Goal: Copy every line of the data that includes the string "oder".

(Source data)
— begin —
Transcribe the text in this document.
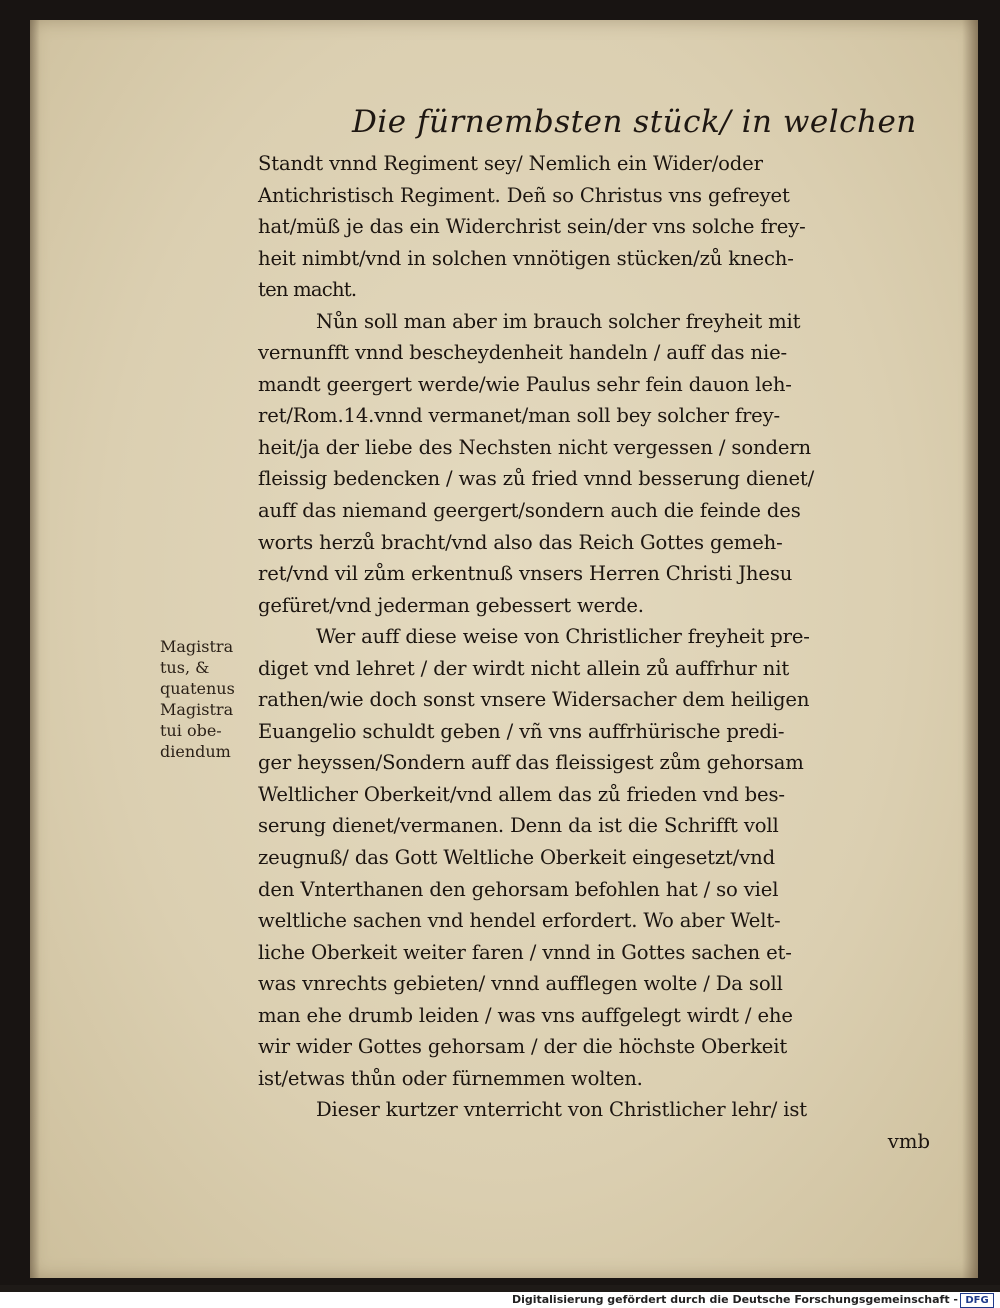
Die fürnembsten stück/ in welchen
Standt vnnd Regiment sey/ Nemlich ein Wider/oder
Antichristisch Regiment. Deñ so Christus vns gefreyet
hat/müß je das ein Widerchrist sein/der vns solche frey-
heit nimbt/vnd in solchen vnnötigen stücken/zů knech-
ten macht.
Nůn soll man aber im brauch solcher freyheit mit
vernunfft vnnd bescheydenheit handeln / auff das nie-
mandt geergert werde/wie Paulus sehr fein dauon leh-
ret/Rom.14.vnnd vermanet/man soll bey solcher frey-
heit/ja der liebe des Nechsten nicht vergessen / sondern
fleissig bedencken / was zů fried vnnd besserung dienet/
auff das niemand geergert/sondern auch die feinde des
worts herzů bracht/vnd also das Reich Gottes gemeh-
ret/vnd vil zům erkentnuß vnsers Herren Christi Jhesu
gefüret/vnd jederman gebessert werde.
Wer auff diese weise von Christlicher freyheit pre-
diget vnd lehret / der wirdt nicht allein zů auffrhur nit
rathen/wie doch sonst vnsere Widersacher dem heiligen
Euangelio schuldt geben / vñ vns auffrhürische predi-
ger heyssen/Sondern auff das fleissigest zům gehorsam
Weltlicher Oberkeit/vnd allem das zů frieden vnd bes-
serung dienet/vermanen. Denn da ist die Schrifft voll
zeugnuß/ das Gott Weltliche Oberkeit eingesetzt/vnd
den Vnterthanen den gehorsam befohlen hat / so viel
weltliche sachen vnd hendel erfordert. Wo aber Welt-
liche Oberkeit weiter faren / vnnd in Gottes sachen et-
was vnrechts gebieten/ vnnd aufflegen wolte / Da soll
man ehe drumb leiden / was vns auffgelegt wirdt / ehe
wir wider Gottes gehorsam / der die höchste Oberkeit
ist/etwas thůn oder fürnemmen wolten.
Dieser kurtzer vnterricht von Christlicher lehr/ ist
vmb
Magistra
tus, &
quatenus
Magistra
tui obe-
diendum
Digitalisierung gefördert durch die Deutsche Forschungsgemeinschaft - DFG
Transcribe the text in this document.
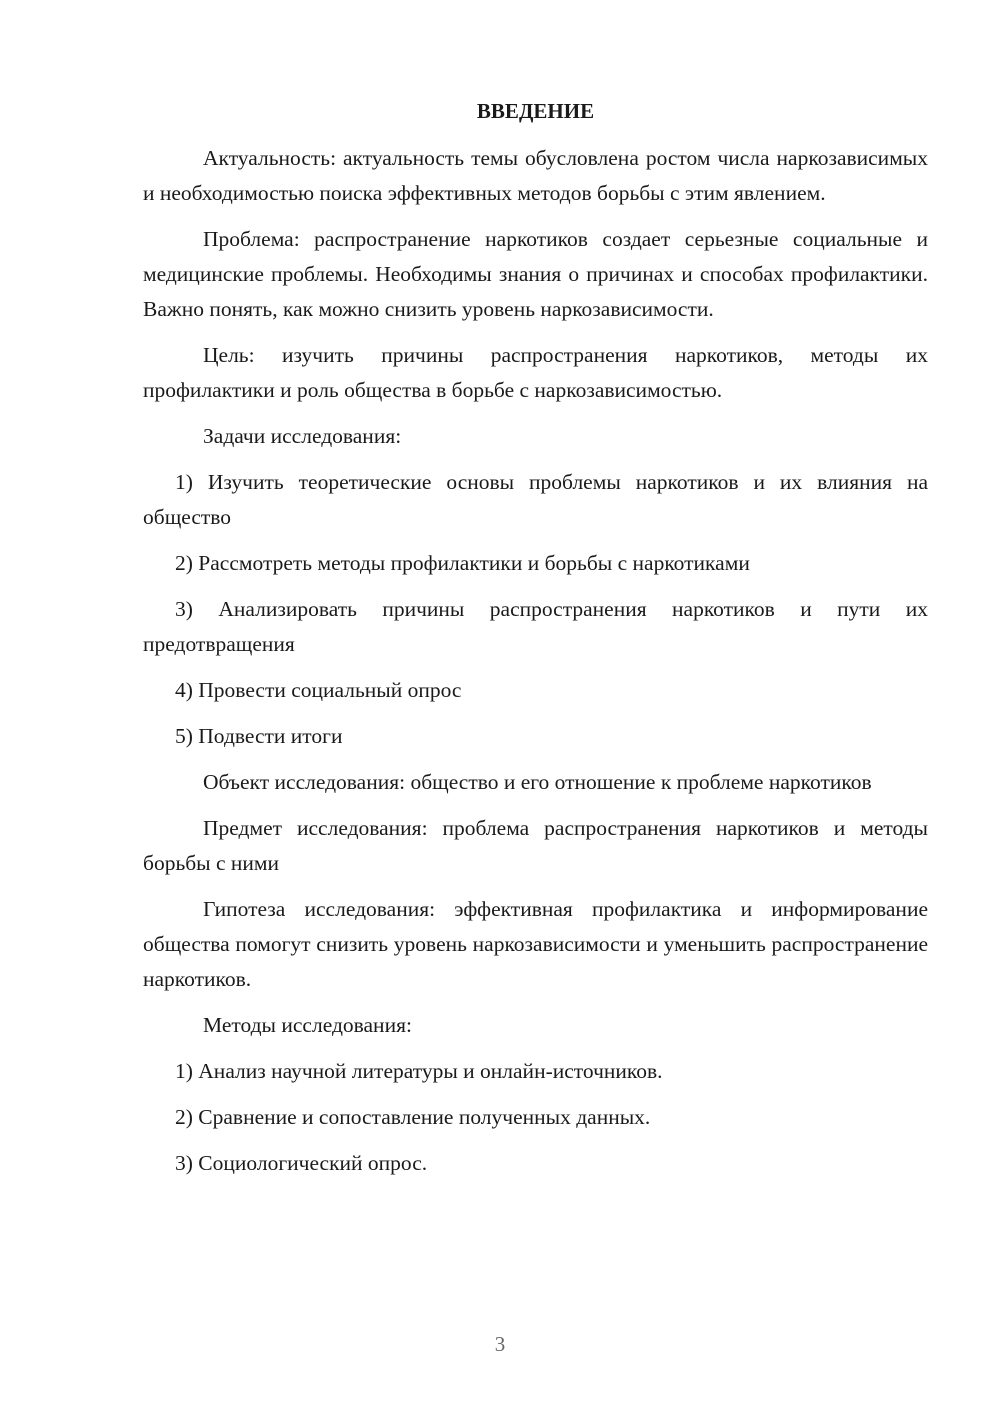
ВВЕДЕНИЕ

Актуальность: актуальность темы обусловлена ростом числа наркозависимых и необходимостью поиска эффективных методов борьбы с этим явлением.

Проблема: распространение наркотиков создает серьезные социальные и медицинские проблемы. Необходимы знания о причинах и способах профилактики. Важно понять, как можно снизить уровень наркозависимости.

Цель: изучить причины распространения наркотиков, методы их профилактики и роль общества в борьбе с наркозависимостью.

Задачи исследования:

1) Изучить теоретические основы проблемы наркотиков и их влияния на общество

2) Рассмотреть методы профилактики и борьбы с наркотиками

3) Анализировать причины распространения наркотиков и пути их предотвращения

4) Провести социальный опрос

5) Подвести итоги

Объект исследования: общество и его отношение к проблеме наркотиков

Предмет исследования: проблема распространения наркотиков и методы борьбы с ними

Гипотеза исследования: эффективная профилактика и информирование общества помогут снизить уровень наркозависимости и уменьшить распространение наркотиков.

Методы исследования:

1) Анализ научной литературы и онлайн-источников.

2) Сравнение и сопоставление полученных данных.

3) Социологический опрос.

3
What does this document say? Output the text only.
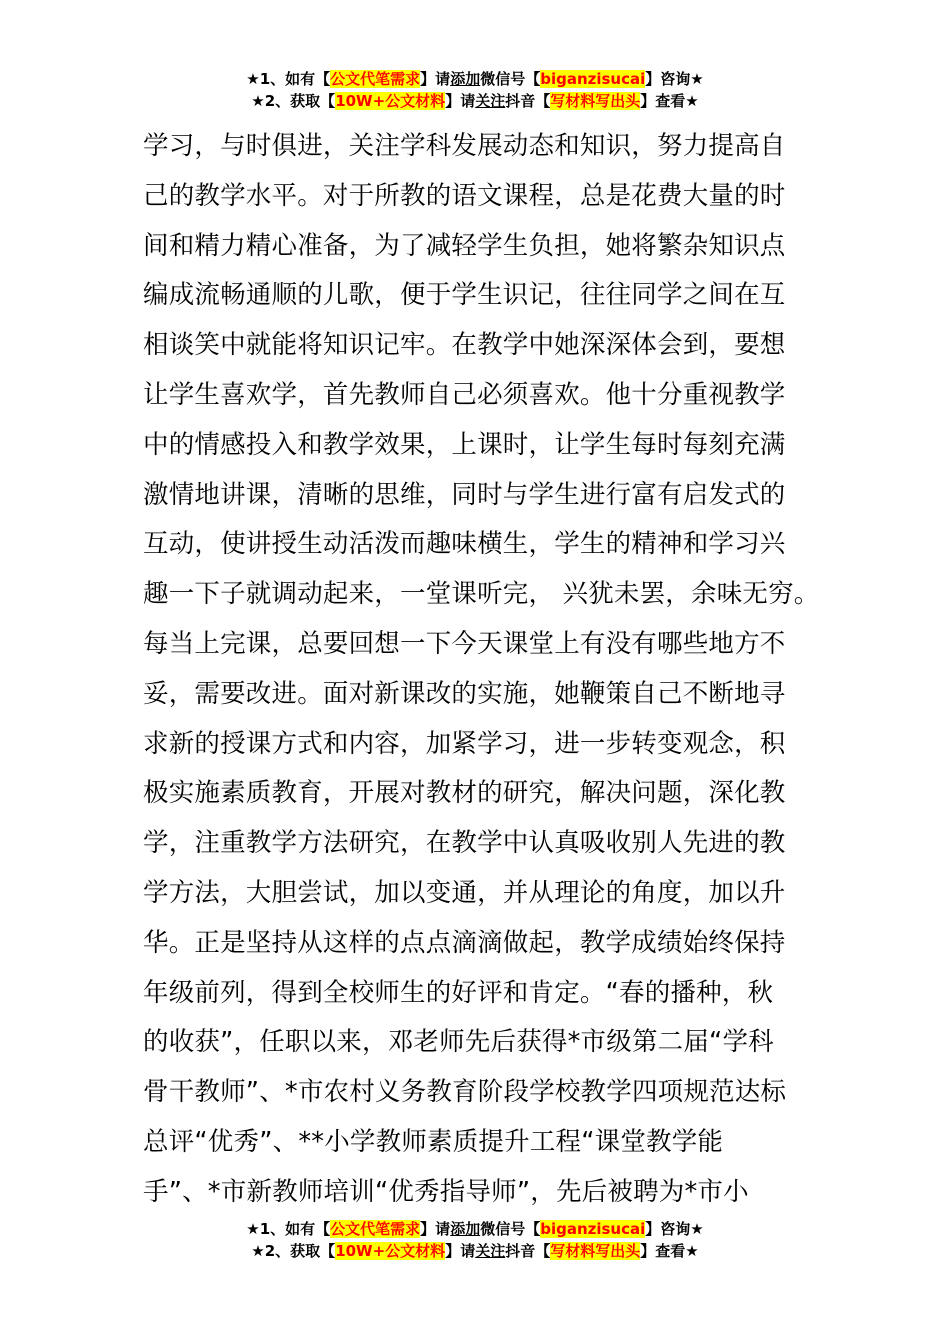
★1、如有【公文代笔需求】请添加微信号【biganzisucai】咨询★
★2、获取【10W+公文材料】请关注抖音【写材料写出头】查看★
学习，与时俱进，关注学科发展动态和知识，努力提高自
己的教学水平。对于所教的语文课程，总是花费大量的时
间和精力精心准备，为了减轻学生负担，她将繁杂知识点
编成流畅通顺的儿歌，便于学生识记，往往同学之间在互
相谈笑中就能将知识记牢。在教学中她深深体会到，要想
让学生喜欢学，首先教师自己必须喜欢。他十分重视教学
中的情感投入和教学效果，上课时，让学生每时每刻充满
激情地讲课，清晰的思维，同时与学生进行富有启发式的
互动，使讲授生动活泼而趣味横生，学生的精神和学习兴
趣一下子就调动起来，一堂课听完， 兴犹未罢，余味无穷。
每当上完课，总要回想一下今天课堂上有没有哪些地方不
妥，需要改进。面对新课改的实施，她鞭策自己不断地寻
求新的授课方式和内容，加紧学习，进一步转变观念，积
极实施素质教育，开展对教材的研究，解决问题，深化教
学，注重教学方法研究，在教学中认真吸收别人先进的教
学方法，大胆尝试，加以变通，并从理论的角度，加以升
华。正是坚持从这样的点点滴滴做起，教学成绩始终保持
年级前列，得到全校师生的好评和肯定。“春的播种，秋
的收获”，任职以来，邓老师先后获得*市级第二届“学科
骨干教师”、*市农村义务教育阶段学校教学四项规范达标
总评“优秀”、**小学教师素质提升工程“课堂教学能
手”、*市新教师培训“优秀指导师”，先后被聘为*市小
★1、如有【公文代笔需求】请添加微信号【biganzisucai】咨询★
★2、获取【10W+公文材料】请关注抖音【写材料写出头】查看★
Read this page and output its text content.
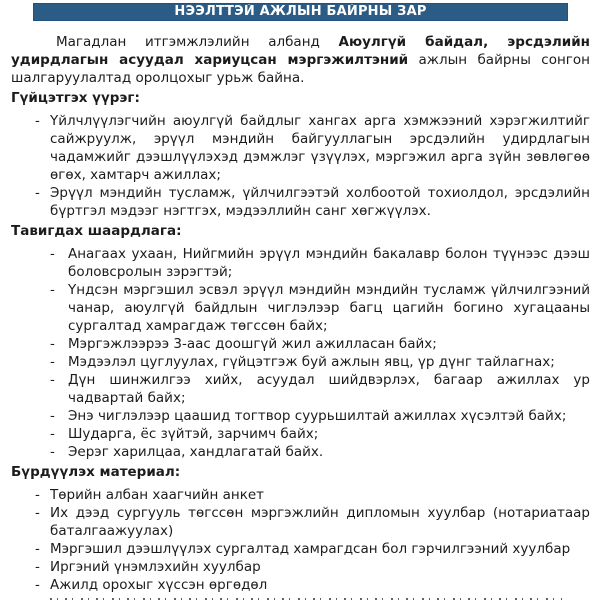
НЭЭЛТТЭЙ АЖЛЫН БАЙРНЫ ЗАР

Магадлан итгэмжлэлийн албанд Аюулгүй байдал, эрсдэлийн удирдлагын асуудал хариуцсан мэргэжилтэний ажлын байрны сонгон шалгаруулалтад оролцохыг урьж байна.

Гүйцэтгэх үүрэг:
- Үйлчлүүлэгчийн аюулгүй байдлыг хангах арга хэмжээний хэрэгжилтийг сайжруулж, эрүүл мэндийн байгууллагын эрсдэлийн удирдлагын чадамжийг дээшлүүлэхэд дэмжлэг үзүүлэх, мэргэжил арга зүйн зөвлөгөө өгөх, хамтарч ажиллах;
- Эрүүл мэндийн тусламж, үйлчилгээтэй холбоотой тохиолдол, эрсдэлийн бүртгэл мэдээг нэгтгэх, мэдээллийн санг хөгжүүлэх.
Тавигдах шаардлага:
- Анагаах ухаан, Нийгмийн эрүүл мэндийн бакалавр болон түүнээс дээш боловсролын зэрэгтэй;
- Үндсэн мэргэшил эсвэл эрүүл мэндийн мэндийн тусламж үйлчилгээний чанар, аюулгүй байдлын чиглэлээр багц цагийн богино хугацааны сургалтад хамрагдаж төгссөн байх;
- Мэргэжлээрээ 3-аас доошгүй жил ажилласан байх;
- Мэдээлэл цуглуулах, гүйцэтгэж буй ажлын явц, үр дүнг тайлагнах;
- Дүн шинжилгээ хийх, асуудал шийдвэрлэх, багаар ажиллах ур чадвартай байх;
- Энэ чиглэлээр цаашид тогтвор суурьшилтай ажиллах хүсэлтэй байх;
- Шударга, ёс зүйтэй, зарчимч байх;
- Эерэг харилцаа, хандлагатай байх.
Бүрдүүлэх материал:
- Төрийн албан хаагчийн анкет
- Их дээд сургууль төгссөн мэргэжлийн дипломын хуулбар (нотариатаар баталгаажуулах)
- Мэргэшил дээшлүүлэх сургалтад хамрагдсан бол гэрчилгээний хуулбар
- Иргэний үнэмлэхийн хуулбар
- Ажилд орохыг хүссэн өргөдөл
— end —
Full answer:
Standt vnnd Regiment sey/ Nemlich ein Wider/oder
ist/etwas thůn oder fürnemmen wolten.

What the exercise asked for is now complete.